**Aim of the task**
Quote the listing below in its entirety, omitting every image.

* begin Entries shown *

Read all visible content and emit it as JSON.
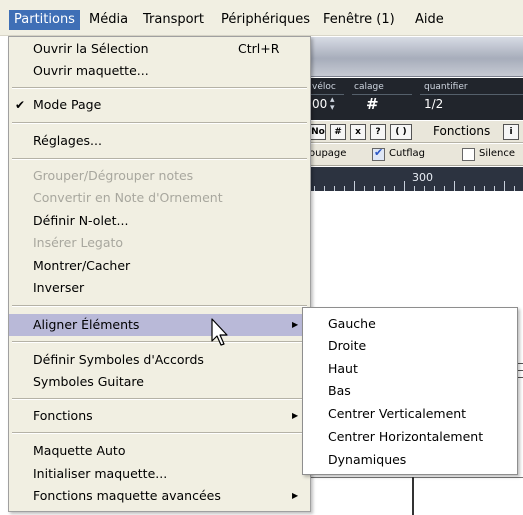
{
  "menubar": {
    "items": [
      "Partitions",
      "Média",
      "Transport",
      "Périphériques",
      "Fenêtre (1)",
      "Aide"
    ],
    "active": "Partitions"
  },
  "background": {
    "toolbar": {
      "veloc_label": "véloc",
      "veloc_value": "00",
      "calage_label": "calage",
      "calage_value": "#",
      "quantifier_label": "quantifier",
      "quantifier_value": "1/2"
    },
    "tools": {
      "btn_no": "No",
      "btn_sharp": "#",
      "btn_x": "x",
      "btn_q": "?",
      "btn_paren": "( )",
      "fonctions": "Fonctions",
      "info": "i"
    },
    "options": {
      "oupage": "oupage",
      "cutflag": "Cutflag",
      "silence": "Silence"
    },
    "ruler_mark": "300"
  },
  "main_menu": {
    "items": [
      {
        "label": "Ouvrir la Sélection",
        "shortcut": "Ctrl+R"
      },
      {
        "label": "Ouvrir maquette..."
      },
      {
        "label": "Mode Page",
        "checked": "✔"
      },
      {
        "label": "Réglages..."
      },
      {
        "label": "Grouper/Dégrouper notes",
        "disabled": true
      },
      {
        "label": "Convertir en Note d'Ornement",
        "disabled": true
      },
      {
        "label": "Définir N-olet..."
      },
      {
        "label": "Insérer Legato",
        "disabled": true
      },
      {
        "label": "Montrer/Cacher"
      },
      {
        "label": "Inverser"
      },
      {
        "label": "Aligner Éléments",
        "submenu": true
      },
      {
        "label": "Définir Symboles d'Accords"
      },
      {
        "label": "Symboles Guitare"
      },
      {
        "label": "Fonctions",
        "submenu": true
      },
      {
        "label": "Maquette Auto"
      },
      {
        "label": "Initialiser maquette..."
      },
      {
        "label": "Fonctions maquette avancées",
        "submenu": true
      }
    ]
  },
  "sub_menu": {
    "items": [
      "Gauche",
      "Droite",
      "Haut",
      "Bas",
      "Centrer Verticalement",
      "Centrer Horizontalement",
      "Dynamiques"
    ]
  },
  "colors": {
    "menubar_bg": "#f1efe2",
    "active_bg": "#3f6fb6",
    "highlight_bg": "#b9b9d8",
    "disabled_text": "#a8a79e"
  }
}
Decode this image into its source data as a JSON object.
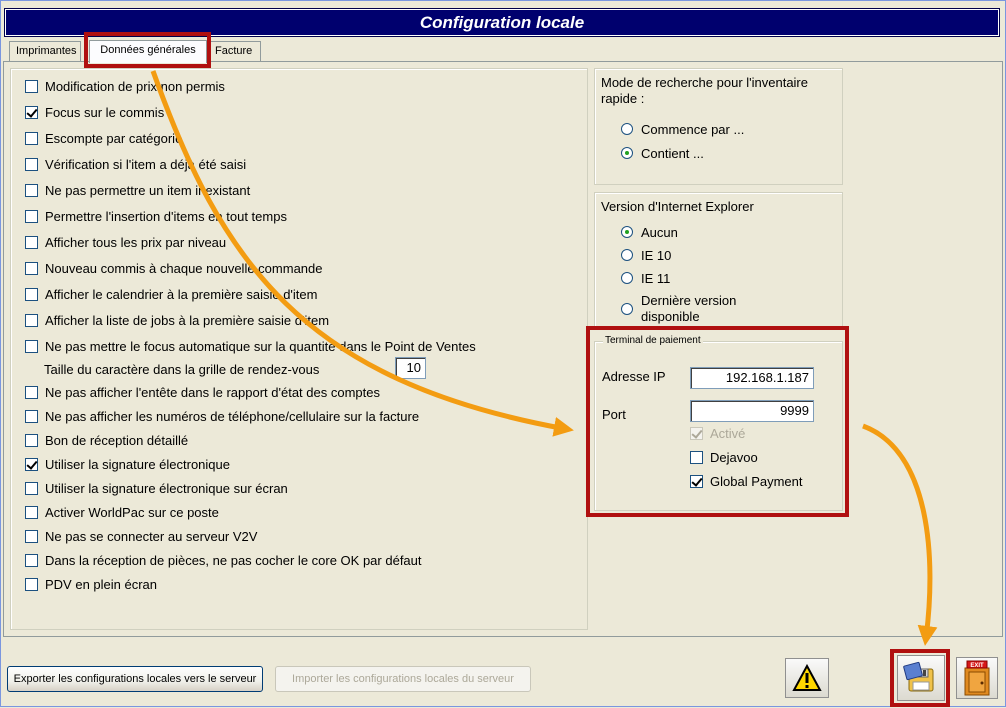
{
  "window": {
    "title": "Configuration locale"
  },
  "tabs": [
    "Imprimantes",
    "Données générales",
    "Facture"
  ],
  "options": [
    {
      "label": "Modification de prix non permis",
      "checked": false
    },
    {
      "label": "Focus sur le commis",
      "checked": true
    },
    {
      "label": "Escompte par catégorie",
      "checked": false
    },
    {
      "label": "Vérification si l'item a déjà été saisi",
      "checked": false
    },
    {
      "label": "Ne pas permettre un item inexistant",
      "checked": false
    },
    {
      "label": "Permettre l'insertion d'items en tout temps",
      "checked": false
    },
    {
      "label": "Afficher tous les prix par niveau",
      "checked": false
    },
    {
      "label": "Nouveau commis à chaque nouvelle commande",
      "checked": false
    },
    {
      "label": "Afficher le calendrier à la première saisie d'item",
      "checked": false
    },
    {
      "label": "Afficher la liste de jobs à la première saisie d'item",
      "checked": false
    },
    {
      "label": "Ne pas mettre le focus automatique sur la quantité dans le Point de Ventes",
      "checked": false
    }
  ],
  "font_size": {
    "label": "Taille du caractère dans la grille de rendez-vous",
    "value": "10"
  },
  "options2": [
    {
      "label": "Ne pas afficher l'entête dans le rapport d'état des comptes",
      "checked": false
    },
    {
      "label": "Ne pas afficher les numéros de téléphone/cellulaire sur la facture",
      "checked": false
    },
    {
      "label": "Bon de réception détaillé",
      "checked": false
    },
    {
      "label": "Utiliser la signature électronique",
      "checked": true
    },
    {
      "label": "Utiliser la signature électronique sur écran",
      "checked": false
    },
    {
      "label": "Activer WorldPac sur ce poste",
      "checked": false
    },
    {
      "label": "Ne pas se connecter au serveur V2V",
      "checked": false
    },
    {
      "label": "Dans la réception de pièces, ne pas cocher le core OK par défaut",
      "checked": false
    },
    {
      "label": "PDV en plein écran",
      "checked": false
    }
  ],
  "search_mode": {
    "title": "Mode de recherche pour l'inventaire rapide :",
    "options": [
      {
        "label": "Commence par ...",
        "selected": false
      },
      {
        "label": "Contient ...",
        "selected": true
      }
    ]
  },
  "ie_version": {
    "title": "Version d'Internet Explorer",
    "options": [
      {
        "label": "Aucun",
        "selected": true
      },
      {
        "label": "IE 10",
        "selected": false
      },
      {
        "label": "IE 11",
        "selected": false
      },
      {
        "label": "Dernière version disponible",
        "selected": false
      }
    ]
  },
  "payment_terminal": {
    "legend": "Terminal de paiement",
    "ip_label": "Adresse IP",
    "ip_value": "192.168.1.187",
    "port_label": "Port",
    "port_value": "9999",
    "active_label": "Activé",
    "active_checked": true,
    "dejavoo_label": "Dejavoo",
    "dejavoo_checked": false,
    "global_label": "Global Payment",
    "global_checked": true
  },
  "footer": {
    "export_label": "Exporter les configurations locales vers le serveur",
    "import_label": "Importer les configurations locales du serveur",
    "exit_icon_text": "EXIT"
  },
  "icons": [
    "warning-icon",
    "save-floppy-icon",
    "exit-door-icon"
  ],
  "colors": {
    "title_bar": "#00006e",
    "highlight": "#b01010",
    "arrow": "#f39c12"
  }
}
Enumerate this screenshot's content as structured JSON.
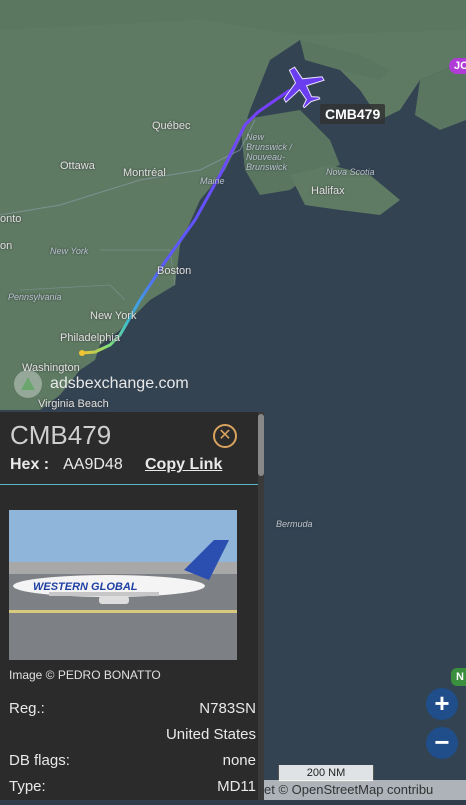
{
  "map": {
    "labels": {
      "quebec": "Québec",
      "ottawa": "Ottawa",
      "montreal": "Montréal",
      "maine": "Maine",
      "new_brunswick": "New Brunswick / Nouveau-Brunswick",
      "nova_scotia": "Nova Scotia",
      "halifax": "Halifax",
      "toronto_partial": "onto",
      "new_york_state": "New York",
      "boston": "Boston",
      "pennsylvania": "Pennsylvania",
      "new_york": "New York",
      "philadelphia": "Philadelphia",
      "washington": "Washington",
      "virginia_beach": "Virginia Beach",
      "bermuda": "Bermuda",
      "left_partial": "on"
    },
    "colors": {
      "land": "#5e7a63",
      "water": "#334352",
      "track_start": "#f1c232",
      "track_end": "#7a3cff"
    }
  },
  "flight_label": "CMB479",
  "jc_badge": "JC",
  "watermark": "adsbexchange.com",
  "panel": {
    "callsign": "CMB479",
    "hex_label": "Hex :",
    "hex_value": "AA9D48",
    "copy_link": "Copy Link",
    "close_icon": "close-icon",
    "photo_credit": "Image © PEDRO BONATTO",
    "photo_text": "WESTERN GLOBAL",
    "rows": [
      {
        "label": "Reg.:",
        "value": "N783SN"
      },
      {
        "label": "",
        "value": "United States"
      },
      {
        "label": "DB flags:",
        "value": "none"
      },
      {
        "label": "Type:",
        "value": "MD11"
      }
    ]
  },
  "controls": {
    "zoom_in": "+",
    "zoom_out": "−",
    "n_badge": "N",
    "scale": "200 NM",
    "attribution": "et © OpenStreetMap contribu"
  }
}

* end Entries shown *

**Task answer**
Read all visible content and emit it as JSON.
{
  "menubar": {
    "items": [
      "Partitions",
      "Média",
      "Transport",
      "Périphériques",
      "Fenêtre (1)",
      "Aide"
    ],
    "active": "Partitions"
  },
  "background": {
    "toolbar": {
      "veloc_label": "véloc",
      "veloc_value": "00",
      "calage_label": "calage",
      "calage_value": "#",
      "quantifier_label": "quantifier",
      "quantifier_value": "1/2"
    },
    "tools": {
      "btn_no": "No",
      "btn_sharp": "#",
      "btn_x": "x",
      "btn_q": "?",
      "btn_paren": "( )",
      "fonctions": "Fonctions",
      "info": "i"
    },
    "options": {
      "oupage": "oupage",
      "cutflag": "Cutflag",
      "silence": "Silence"
    },
    "ruler_mark": "300"
  },
  "main_menu": {
    "items": [
      {
        "label": "Ouvrir la Sélection",
        "shortcut": "Ctrl+R"
      },
      {
        "label": "Ouvrir maquette..."
      },
      {
        "label": "Mode Page",
        "checked": "✔"
      },
      {
        "label": "Réglages..."
      },
      {
        "label": "Grouper/Dégrouper notes",
        "disabled": true
      },
      {
        "label": "Convertir en Note d'Ornement",
        "disabled": true
      },
      {
        "label": "Définir N-olet..."
      },
      {
        "label": "Insérer Legato",
        "disabled": true
      },
      {
        "label": "Montrer/Cacher"
      },
      {
        "label": "Inverser"
      },
      {
        "label": "Aligner Éléments",
        "submenu": true
      },
      {
        "label": "Définir Symboles d'Accords"
      },
      {
        "label": "Symboles Guitare"
      },
      {
        "label": "Fonctions",
        "submenu": true
      },
      {
        "label": "Maquette Auto"
      },
      {
        "label": "Initialiser maquette..."
      },
      {
        "label": "Fonctions maquette avancées",
        "submenu": true
      }
    ]
  },
  "sub_menu": {
    "items": [
      "Gauche",
      "Droite",
      "Haut",
      "Bas",
      "Centrer Verticalement",
      "Centrer Horizontalement",
      "Dynamiques"
    ]
  },
  "colors": {
    "menubar_bg": "#f1efe2",
    "active_bg": "#3f6fb6",
    "highlight_bg": "#b9b9d8",
    "disabled_text": "#a8a79e"
  }
}
Decode this image into its source data as a JSON object.
{
  "window": {
    "title": "Configuration locale"
  },
  "tabs": [
    "Imprimantes",
    "Données générales",
    "Facture"
  ],
  "options": [
    {
      "label": "Modification de prix non permis",
      "checked": false
    },
    {
      "label": "Focus sur le commis",
      "checked": true
    },
    {
      "label": "Escompte par catégorie",
      "checked": false
    },
    {
      "label": "Vérification si l'item a déjà été saisi",
      "checked": false
    },
    {
      "label": "Ne pas permettre un item inexistant",
      "checked": false
    },
    {
      "label": "Permettre l'insertion d'items en tout temps",
      "checked": false
    },
    {
      "label": "Afficher tous les prix par niveau",
      "checked": false
    },
    {
      "label": "Nouveau commis à chaque nouvelle commande",
      "checked": false
    },
    {
      "label": "Afficher le calendrier à la première saisie d'item",
      "checked": false
    },
    {
      "label": "Afficher la liste de jobs à la première saisie d'item",
      "checked": false
    },
    {
      "label": "Ne pas mettre le focus automatique sur la quantité dans le Point de Ventes",
      "checked": false
    }
  ],
  "font_size": {
    "label": "Taille du caractère dans la grille de rendez-vous",
    "value": "10"
  },
  "options2": [
    {
      "label": "Ne pas afficher l'entête dans le rapport d'état des comptes",
      "checked": false
    },
    {
      "label": "Ne pas afficher les numéros de téléphone/cellulaire sur la facture",
      "checked": false
    },
    {
      "label": "Bon de réception détaillé",
      "checked": false
    },
    {
      "label": "Utiliser la signature électronique",
      "checked": true
    },
    {
      "label": "Utiliser la signature électronique sur écran",
      "checked": false
    },
    {
      "label": "Activer WorldPac sur ce poste",
      "checked": false
    },
    {
      "label": "Ne pas se connecter au serveur V2V",
      "checked": false
    },
    {
      "label": "Dans la réception de pièces, ne pas cocher le core OK par défaut",
      "checked": false
    },
    {
      "label": "PDV en plein écran",
      "checked": false
    }
  ],
  "search_mode": {
    "title": "Mode de recherche pour l'inventaire rapide :",
    "options": [
      {
        "label": "Commence par ...",
        "selected": false
      },
      {
        "label": "Contient ...",
        "selected": true
      }
    ]
  },
  "ie_version": {
    "title": "Version d'Internet Explorer",
    "options": [
      {
        "label": "Aucun",
        "selected": true
      },
      {
        "label": "IE 10",
        "selected": false
      },
      {
        "label": "IE 11",
        "selected": false
      },
      {
        "label": "Dernière version disponible",
        "selected": false
      }
    ]
  },
  "payment_terminal": {
    "legend": "Terminal de paiement",
    "ip_label": "Adresse IP",
    "ip_value": "192.168.1.187",
    "port_label": "Port",
    "port_value": "9999",
    "active_label": "Activé",
    "active_checked": true,
    "dejavoo_label": "Dejavoo",
    "dejavoo_checked": false,
    "global_label": "Global Payment",
    "global_checked": true
  },
  "footer": {
    "export_label": "Exporter les configurations locales vers le serveur",
    "import_label": "Importer les configurations locales du serveur",
    "exit_icon_text": "EXIT"
  },
  "icons": [
    "warning-icon",
    "save-floppy-icon",
    "exit-door-icon"
  ],
  "colors": {
    "title_bar": "#00006e",
    "highlight": "#b01010",
    "arrow": "#f39c12"
  }
}
Enumerate this screenshot's content as structured JSON.
{
  "map": {
    "labels": {
      "quebec": "Québec",
      "ottawa": "Ottawa",
      "montreal": "Montréal",
      "maine": "Maine",
      "new_brunswick": "New Brunswick / Nouveau-Brunswick",
      "nova_scotia": "Nova Scotia",
      "halifax": "Halifax",
      "toronto_partial": "onto",
      "new_york_state": "New York",
      "boston": "Boston",
      "pennsylvania": "Pennsylvania",
      "new_york": "New York",
      "philadelphia": "Philadelphia",
      "washington": "Washington",
      "virginia_beach": "Virginia Beach",
      "bermuda": "Bermuda",
      "left_partial": "on"
    },
    "colors": {
      "land": "#5e7a63",
      "water": "#334352",
      "track_start": "#f1c232",
      "track_end": "#7a3cff"
    }
  },
  "flight_label": "CMB479",
  "jc_badge": "JC",
  "watermark": "adsbexchange.com",
  "panel": {
    "callsign": "CMB479",
    "hex_label": "Hex :",
    "hex_value": "AA9D48",
    "copy_link": "Copy Link",
    "close_icon": "close-icon",
    "photo_credit": "Image © PEDRO BONATTO",
    "photo_text": "WESTERN GLOBAL",
    "rows": [
      {
        "label": "Reg.:",
        "value": "N783SN"
      },
      {
        "label": "",
        "value": "United States"
      },
      {
        "label": "DB flags:",
        "value": "none"
      },
      {
        "label": "Type:",
        "value": "MD11"
      }
    ]
  },
  "controls": {
    "zoom_in": "+",
    "zoom_out": "−",
    "n_badge": "N",
    "scale": "200 NM",
    "attribution": "et © OpenStreetMap contribu"
  }
}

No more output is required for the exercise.